◆ TASK PROMPT:
Among the records below, find each line that includes the string "Velling" and copy it.

*** SUPPLIED ENTRIES ***

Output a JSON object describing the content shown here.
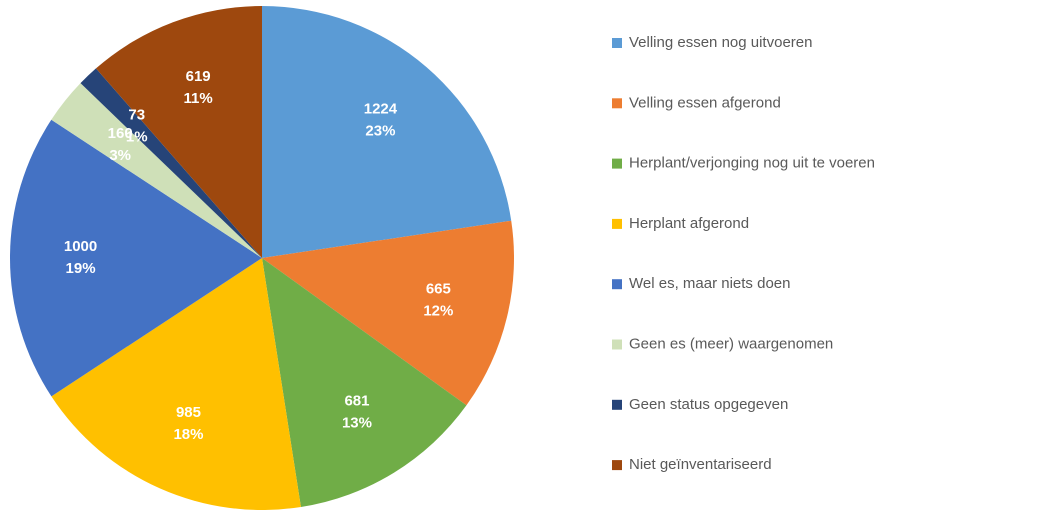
{
  "chart_data": {
    "type": "pie",
    "categories": [
      "Velling essen nog uitvoeren",
      "Velling essen afgerond",
      "Herplant/verjonging nog uit te voeren",
      "Herplant afgerond",
      "Wel es, maar niets doen",
      "Geen es (meer) waargenomen",
      "Geen status opgegeven",
      "Niet geïnventariseerd"
    ],
    "values": [
      1224,
      665,
      681,
      985,
      1000,
      160,
      73,
      619
    ],
    "percent_labels": [
      "23%",
      "12%",
      "13%",
      "18%",
      "19%",
      "3%",
      "1%",
      "11%"
    ],
    "colors": [
      "#5b9bd5",
      "#ed7d31",
      "#70ad47",
      "#ffc000",
      "#4472c4",
      "#cfe0b8",
      "#264478",
      "#9e480e"
    ],
    "legend": "right"
  }
}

***

◆ OUTPUT:
      "Velling essen nog uitvoeren",
      "Velling essen afgerond",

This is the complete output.